» WHAT IS EXPECTED: Find each line with the string "including" and report it.

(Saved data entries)
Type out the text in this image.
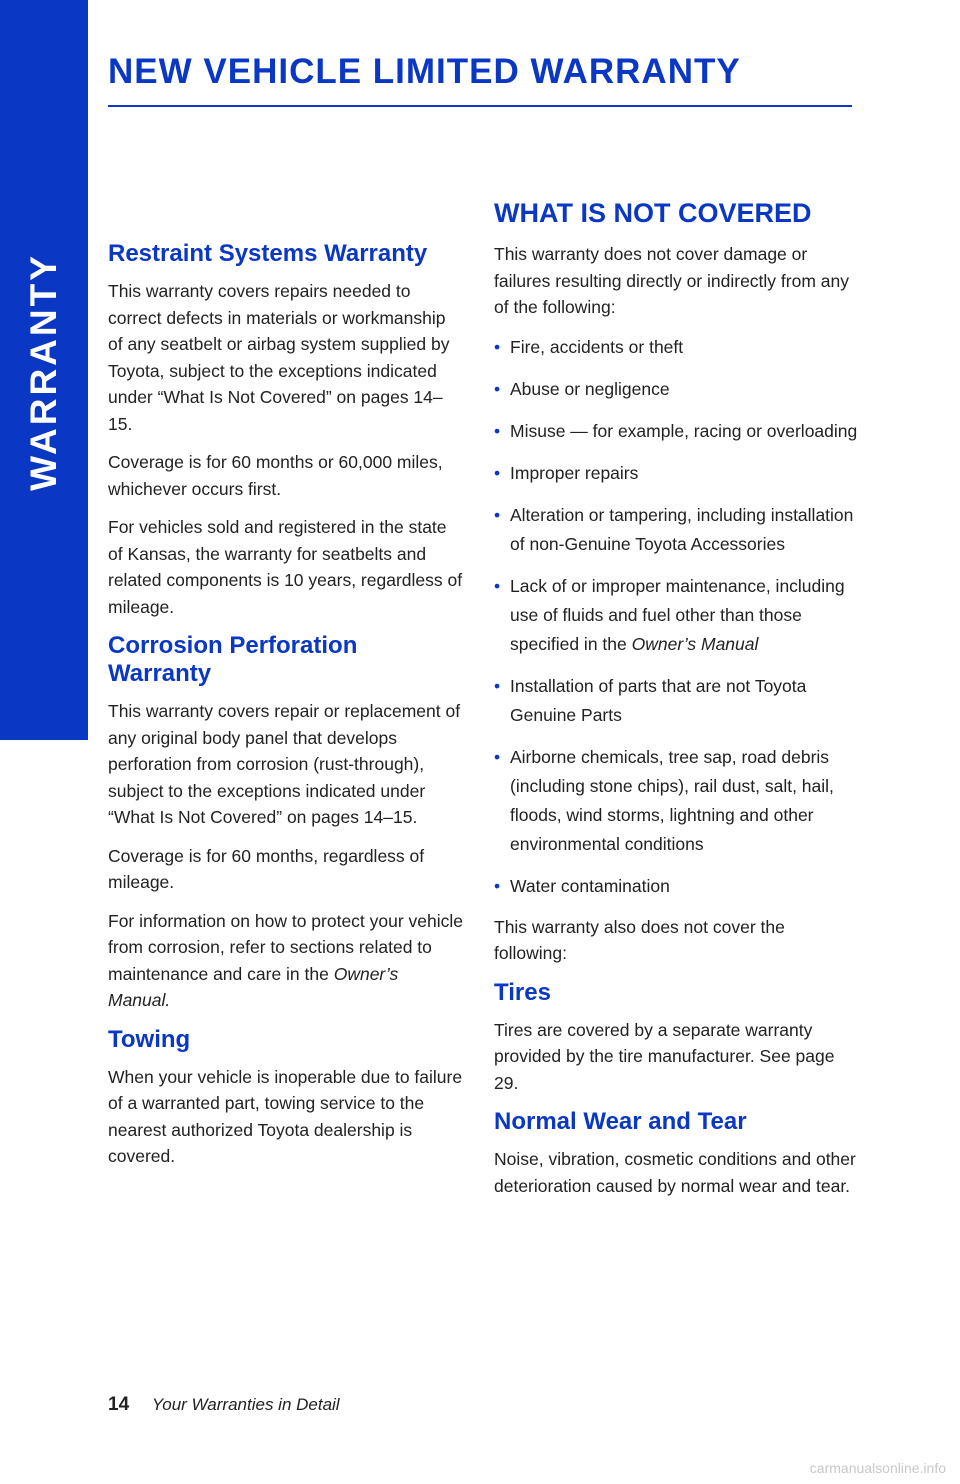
WARRANTY
NEW VEHICLE LIMITED WARRANTY
Restraint Systems Warranty

This warranty covers repairs needed to correct defects in materials or workmanship of any seatbelt or airbag system supplied by Toyota, subject to the exceptions indicated under “What Is Not Covered” on pages 14–15.

Coverage is for 60 months or 60,000 miles, whichever occurs first.

For vehicles sold and registered in the state of Kansas, the warranty for seatbelts and related components is 10 years, regardless of mileage.

Corrosion Perforation Warranty

This warranty covers repair or replacement of any original body panel that develops perforation from corrosion (rust-through), subject to the exceptions indicated under “What Is Not Covered” on pages 14–15.

Coverage is for 60 months, regardless of mileage.

For information on how to protect your vehicle from corrosion, refer to sections related to maintenance and care in the Owner’s Manual.

Towing

When your vehicle is inoperable due to failure of a warranted part, towing service to the nearest authorized Toyota dealership is covered.

WHAT IS NOT COVERED

This warranty does not cover damage or failures resulting directly or indirectly from any of the following:

• Fire, accidents or theft
• Abuse or negligence
• Misuse — for example, racing or overloading
• Improper repairs
• Alteration or tampering, including installation of non-Genuine Toyota Accessories
• Lack of or improper maintenance, including use of fluids and fuel other than those specified in the Owner’s Manual
• Installation of parts that are not Toyota Genuine Parts
• Airborne chemicals, tree sap, road debris (including stone chips), rail dust, salt, hail, floods, wind storms, lightning and other environmental conditions
• Water contamination

This warranty also does not cover the following:

Tires

Tires are covered by a separate warranty provided by the tire manufacturer. See page 29.

Normal Wear and Tear

Noise, vibration, cosmetic conditions and other deterioration caused by normal wear and tear.

14 Your Warranties in Detail
carmanualsonline.info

» WRITTEN REPLY:
• Alteration or tampering, including installation of non-Genuine Toyota Accessories
• Lack of or improper maintenance, including use of fluids and fuel other than those specified in the Owner’s Manual
• Airborne chemicals, tree sap, road debris (including stone chips), rail dust, salt, hail, floods, wind storms, lightning and other environmental conditions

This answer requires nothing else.